#### [TASK PROMPT]
Among these lines, how many include "CORRELATION"? Answer only with the number.

#### [MATERIAL PROVIDED]
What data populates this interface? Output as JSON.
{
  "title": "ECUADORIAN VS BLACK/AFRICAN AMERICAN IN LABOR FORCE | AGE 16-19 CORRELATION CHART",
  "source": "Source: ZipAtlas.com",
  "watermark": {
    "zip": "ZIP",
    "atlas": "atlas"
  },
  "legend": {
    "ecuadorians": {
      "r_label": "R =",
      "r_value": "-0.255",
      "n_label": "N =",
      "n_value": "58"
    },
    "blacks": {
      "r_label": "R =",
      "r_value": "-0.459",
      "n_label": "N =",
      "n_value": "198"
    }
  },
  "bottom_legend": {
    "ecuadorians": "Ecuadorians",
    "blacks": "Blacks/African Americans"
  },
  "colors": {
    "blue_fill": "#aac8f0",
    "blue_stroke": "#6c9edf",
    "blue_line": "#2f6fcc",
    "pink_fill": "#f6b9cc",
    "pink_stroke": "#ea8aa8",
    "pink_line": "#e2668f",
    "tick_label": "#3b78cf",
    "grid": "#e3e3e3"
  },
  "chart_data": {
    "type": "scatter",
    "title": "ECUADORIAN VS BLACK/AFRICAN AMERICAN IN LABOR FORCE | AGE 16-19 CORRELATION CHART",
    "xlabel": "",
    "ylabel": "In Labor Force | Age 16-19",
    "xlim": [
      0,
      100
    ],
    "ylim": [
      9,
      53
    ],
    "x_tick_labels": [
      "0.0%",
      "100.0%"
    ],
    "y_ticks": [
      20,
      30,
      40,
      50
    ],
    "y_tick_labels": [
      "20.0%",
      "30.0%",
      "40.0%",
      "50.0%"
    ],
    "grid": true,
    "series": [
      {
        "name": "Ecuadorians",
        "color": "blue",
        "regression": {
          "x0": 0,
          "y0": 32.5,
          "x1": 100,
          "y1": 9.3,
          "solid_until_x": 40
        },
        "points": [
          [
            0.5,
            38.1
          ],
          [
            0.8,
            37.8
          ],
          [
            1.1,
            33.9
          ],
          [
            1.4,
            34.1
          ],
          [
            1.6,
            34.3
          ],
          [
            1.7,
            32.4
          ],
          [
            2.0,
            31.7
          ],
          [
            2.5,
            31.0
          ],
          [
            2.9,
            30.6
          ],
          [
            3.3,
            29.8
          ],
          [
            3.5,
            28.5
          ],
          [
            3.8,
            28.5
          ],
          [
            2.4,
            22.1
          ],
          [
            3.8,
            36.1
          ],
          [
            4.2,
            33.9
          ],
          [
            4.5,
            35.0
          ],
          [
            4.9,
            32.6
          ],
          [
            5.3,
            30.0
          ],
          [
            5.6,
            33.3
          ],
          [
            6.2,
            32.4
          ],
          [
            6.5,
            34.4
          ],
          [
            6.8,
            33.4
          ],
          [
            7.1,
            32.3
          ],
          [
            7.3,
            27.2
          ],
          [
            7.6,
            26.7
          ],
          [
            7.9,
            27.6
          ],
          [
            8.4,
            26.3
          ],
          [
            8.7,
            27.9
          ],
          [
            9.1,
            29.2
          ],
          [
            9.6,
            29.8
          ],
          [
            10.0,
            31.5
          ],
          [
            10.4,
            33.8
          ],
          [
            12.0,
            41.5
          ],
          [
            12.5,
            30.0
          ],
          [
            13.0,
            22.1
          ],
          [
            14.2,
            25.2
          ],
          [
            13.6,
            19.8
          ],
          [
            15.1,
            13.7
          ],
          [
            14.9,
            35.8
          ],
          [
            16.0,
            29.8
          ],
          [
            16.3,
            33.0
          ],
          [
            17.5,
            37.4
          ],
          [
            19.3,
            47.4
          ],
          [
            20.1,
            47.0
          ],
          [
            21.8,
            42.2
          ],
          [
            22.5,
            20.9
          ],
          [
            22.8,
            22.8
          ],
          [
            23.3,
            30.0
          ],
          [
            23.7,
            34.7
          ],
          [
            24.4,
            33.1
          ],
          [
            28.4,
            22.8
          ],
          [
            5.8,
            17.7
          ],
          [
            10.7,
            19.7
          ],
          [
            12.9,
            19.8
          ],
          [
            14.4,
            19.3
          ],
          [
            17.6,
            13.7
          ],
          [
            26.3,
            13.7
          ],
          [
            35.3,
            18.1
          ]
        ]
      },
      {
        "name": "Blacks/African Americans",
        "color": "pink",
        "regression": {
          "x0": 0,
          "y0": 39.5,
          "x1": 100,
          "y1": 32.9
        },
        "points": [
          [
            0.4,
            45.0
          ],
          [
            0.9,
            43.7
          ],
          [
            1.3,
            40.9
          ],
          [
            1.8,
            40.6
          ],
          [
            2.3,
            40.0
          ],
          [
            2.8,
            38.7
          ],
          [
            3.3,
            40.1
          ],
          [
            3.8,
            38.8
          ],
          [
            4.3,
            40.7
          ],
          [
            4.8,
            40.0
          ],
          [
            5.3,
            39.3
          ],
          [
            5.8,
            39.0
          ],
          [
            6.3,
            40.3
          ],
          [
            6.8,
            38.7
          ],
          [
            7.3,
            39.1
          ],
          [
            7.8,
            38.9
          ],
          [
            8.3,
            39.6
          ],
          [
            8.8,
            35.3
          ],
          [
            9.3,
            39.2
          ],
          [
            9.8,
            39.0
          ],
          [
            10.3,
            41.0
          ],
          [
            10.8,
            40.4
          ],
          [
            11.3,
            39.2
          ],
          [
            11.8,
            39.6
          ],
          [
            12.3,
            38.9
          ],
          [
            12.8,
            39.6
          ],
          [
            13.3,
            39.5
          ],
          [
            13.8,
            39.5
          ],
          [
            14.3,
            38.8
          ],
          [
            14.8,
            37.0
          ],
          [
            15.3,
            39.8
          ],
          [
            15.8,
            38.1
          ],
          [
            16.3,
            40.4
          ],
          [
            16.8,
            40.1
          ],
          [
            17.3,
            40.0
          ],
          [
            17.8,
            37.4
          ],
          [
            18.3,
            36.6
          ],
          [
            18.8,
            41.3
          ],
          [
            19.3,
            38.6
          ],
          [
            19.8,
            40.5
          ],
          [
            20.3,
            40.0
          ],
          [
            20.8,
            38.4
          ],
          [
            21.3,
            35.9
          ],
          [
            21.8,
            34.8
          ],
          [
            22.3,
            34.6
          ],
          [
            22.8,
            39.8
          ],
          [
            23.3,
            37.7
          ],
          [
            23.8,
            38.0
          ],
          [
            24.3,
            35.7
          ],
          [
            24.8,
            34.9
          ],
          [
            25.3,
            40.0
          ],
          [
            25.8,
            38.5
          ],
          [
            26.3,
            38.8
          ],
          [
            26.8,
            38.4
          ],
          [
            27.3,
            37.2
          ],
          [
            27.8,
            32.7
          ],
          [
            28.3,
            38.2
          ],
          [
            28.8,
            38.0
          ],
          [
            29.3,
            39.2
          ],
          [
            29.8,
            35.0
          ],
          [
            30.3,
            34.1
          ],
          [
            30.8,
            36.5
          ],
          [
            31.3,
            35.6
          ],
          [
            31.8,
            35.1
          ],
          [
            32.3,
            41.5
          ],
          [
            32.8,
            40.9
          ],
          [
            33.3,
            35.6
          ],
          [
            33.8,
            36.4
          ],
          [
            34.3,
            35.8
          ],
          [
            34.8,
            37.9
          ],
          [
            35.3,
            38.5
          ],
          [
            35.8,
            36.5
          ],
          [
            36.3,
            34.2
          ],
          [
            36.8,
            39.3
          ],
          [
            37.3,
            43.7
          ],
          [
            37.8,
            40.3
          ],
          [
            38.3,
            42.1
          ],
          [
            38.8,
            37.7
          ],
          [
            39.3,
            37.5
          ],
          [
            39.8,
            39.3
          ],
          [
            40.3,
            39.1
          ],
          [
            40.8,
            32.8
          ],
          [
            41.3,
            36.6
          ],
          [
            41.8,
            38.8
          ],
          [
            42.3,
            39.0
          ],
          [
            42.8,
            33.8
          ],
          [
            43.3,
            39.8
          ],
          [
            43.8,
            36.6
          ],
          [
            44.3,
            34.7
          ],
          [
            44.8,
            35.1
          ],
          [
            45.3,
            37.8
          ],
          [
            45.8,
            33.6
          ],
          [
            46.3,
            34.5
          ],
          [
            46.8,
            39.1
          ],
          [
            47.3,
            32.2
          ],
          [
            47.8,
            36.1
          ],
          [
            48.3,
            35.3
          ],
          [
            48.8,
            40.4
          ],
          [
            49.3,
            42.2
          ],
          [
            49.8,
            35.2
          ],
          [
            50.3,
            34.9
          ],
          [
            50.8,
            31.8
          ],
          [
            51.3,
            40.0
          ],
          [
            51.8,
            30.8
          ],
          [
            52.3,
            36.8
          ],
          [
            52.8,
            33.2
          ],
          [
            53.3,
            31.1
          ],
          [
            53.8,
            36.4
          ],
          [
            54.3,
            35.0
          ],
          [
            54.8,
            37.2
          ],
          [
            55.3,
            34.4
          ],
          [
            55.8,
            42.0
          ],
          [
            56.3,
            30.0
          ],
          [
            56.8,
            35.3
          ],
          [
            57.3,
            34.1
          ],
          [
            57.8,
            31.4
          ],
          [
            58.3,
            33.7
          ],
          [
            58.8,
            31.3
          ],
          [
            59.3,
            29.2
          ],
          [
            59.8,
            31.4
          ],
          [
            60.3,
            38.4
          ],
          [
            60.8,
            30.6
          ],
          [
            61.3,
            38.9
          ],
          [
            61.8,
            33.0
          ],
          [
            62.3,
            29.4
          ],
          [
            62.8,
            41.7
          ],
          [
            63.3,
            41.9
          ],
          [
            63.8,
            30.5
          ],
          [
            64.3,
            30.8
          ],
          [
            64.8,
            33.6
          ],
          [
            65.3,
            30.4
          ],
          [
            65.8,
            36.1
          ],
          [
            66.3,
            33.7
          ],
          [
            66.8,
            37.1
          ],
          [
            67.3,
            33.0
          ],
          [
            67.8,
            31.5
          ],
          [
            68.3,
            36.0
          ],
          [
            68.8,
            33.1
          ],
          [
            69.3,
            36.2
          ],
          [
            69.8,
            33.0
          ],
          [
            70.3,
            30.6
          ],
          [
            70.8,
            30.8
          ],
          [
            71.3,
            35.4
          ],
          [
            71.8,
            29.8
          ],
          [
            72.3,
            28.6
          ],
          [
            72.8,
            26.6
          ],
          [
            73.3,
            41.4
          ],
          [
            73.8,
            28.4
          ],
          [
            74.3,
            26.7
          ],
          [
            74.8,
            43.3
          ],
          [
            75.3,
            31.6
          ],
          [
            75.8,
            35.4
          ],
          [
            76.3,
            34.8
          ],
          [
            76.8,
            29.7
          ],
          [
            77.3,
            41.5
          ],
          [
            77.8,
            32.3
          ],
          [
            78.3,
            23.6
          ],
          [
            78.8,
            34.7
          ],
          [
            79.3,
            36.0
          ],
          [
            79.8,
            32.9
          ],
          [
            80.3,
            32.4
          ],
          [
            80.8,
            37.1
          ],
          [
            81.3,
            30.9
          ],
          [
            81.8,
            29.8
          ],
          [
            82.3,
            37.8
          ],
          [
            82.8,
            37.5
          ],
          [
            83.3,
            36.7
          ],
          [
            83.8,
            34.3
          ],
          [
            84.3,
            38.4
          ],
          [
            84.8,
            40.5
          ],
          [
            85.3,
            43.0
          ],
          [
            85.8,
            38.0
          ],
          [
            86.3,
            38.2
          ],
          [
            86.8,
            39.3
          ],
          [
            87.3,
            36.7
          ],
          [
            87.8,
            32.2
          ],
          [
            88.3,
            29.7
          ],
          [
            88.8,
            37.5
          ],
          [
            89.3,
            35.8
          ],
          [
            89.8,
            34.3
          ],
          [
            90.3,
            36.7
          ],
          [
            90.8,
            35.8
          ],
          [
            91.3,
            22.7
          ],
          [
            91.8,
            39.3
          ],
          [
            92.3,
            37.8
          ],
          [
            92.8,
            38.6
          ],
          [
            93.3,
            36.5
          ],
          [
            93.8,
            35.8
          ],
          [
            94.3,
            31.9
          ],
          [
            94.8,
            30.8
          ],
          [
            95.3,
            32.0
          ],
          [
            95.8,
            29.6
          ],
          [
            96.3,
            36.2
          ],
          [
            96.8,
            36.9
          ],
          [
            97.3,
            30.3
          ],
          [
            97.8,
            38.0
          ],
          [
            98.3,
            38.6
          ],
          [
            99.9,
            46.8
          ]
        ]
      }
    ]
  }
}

#### [RESULT FOR THIS TASK]
2